**THE EXERCISE:** Repeat exactly the lines from the one containing "Read out every word on this page." through the last line of the records below, both included, and nothing else.

**PROVIDED ENTRIES:**

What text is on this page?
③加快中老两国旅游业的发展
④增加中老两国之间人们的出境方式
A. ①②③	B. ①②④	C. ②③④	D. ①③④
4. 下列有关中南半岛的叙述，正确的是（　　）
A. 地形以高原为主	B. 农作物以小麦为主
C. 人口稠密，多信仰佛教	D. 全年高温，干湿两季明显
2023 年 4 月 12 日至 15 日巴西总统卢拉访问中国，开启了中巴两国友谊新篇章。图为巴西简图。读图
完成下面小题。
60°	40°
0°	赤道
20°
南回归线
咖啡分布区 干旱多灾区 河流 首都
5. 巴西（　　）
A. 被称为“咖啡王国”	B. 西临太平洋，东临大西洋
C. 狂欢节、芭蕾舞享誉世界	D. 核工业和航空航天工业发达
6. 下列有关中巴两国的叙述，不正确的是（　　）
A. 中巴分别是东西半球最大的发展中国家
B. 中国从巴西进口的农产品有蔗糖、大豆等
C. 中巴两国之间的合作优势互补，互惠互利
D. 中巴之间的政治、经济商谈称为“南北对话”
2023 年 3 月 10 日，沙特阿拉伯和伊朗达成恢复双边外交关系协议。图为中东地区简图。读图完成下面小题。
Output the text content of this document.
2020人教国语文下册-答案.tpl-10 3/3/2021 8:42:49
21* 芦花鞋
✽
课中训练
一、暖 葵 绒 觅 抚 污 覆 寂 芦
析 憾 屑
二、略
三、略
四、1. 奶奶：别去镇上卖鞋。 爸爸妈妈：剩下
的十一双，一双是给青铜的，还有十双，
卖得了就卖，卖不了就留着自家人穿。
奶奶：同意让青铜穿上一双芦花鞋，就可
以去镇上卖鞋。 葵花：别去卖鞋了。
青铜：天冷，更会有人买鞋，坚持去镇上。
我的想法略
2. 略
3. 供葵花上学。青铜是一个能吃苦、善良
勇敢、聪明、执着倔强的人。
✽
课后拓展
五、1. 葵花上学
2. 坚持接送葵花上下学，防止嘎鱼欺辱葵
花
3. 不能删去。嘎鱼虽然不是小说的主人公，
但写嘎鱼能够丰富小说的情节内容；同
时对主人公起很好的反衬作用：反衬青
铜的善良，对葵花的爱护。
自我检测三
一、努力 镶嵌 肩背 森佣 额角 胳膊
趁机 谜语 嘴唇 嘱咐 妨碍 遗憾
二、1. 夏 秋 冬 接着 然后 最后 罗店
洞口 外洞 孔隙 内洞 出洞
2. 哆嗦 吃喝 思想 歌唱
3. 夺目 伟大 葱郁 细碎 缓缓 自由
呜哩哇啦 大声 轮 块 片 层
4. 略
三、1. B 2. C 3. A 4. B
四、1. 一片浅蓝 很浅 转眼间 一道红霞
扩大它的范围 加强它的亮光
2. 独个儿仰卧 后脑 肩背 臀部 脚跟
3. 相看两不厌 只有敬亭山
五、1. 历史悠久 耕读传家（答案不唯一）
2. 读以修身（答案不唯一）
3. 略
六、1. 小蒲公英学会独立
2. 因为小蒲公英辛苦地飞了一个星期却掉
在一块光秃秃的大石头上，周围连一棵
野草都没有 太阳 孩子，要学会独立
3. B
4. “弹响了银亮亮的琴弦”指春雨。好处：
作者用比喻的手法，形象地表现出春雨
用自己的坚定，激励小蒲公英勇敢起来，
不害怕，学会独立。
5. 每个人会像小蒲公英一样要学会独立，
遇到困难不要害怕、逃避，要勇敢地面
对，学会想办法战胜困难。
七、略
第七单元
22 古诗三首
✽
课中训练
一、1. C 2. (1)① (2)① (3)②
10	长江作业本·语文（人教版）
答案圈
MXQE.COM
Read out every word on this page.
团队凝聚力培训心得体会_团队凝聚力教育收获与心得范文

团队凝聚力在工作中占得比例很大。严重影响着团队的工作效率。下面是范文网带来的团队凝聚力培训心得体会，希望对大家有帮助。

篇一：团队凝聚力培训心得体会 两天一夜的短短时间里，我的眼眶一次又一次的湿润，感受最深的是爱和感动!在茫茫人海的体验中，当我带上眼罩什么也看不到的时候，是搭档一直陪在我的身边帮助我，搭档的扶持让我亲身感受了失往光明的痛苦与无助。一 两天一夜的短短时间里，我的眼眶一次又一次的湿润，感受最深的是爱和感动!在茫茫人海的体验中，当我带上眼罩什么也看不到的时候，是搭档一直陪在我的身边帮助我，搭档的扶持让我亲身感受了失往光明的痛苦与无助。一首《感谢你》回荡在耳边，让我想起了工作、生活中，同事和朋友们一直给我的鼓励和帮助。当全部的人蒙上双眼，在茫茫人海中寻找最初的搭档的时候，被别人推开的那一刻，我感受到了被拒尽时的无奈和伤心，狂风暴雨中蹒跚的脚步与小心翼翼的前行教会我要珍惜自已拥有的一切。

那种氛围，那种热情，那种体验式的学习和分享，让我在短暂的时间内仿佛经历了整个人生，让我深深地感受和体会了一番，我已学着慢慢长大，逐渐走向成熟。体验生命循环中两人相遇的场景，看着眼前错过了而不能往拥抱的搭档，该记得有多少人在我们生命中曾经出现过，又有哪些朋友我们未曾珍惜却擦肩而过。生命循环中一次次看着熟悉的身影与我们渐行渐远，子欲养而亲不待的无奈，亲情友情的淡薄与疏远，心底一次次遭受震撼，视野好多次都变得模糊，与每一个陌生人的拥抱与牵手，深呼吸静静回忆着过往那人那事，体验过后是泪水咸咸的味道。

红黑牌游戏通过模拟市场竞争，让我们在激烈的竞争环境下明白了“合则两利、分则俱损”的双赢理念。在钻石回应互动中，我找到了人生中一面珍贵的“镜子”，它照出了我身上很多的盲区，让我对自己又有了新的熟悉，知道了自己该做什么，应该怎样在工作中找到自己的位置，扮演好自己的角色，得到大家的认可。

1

**RESPONSE TO THE TASK:**
Read out every word on this page.
团队凝聚力培训心得体会_团队凝聚力教育收获与心得范文

团队凝聚力在工作中占得比例很大。严重影响着团队的工作效率。下面是范文网带来的团队凝聚力培训心得体会，希望对大家有帮助。

篇一：团队凝聚力培训心得体会 两天一夜的短短时间里，我的眼眶一次又一次的湿润，感受最深的是爱和感动!在茫茫人海的体验中，当我带上眼罩什么也看不到的时候，是搭档一直陪在我的身边帮助我，搭档的扶持让我亲身感受了失往光明的痛苦与无助。一 两天一夜的短短时间里，我的眼眶一次又一次的湿润，感受最深的是爱和感动!在茫茫人海的体验中，当我带上眼罩什么也看不到的时候，是搭档一直陪在我的身边帮助我，搭档的扶持让我亲身感受了失往光明的痛苦与无助。一首《感谢你》回荡在耳边，让我想起了工作、生活中，同事和朋友们一直给我的鼓励和帮助。当全部的人蒙上双眼，在茫茫人海中寻找最初的搭档的时候，被别人推开的那一刻，我感受到了被拒尽时的无奈和伤心，狂风暴雨中蹒跚的脚步与小心翼翼的前行教会我要珍惜自已拥有的一切。

那种氛围，那种热情，那种体验式的学习和分享，让我在短暂的时间内仿佛经历了整个人生，让我深深地感受和体会了一番，我已学着慢慢长大，逐渐走向成熟。体验生命循环中两人相遇的场景，看着眼前错过了而不能往拥抱的搭档，该记得有多少人在我们生命中曾经出现过，又有哪些朋友我们未曾珍惜却擦肩而过。生命循环中一次次看着熟悉的身影与我们渐行渐远，子欲养而亲不待的无奈，亲情友情的淡薄与疏远，心底一次次遭受震撼，视野好多次都变得模糊，与每一个陌生人的拥抱与牵手，深呼吸静静回忆着过往那人那事，体验过后是泪水咸咸的味道。

红黑牌游戏通过模拟市场竞争，让我们在激烈的竞争环境下明白了“合则两利、分则俱损”的双赢理念。在钻石回应互动中，我找到了人生中一面珍贵的“镜子”，它照出了我身上很多的盲区，让我对自己又有了新的熟悉，知道了自己该做什么，应该怎样在工作中找到自己的位置，扮演好自己的角色，得到大家的认可。

1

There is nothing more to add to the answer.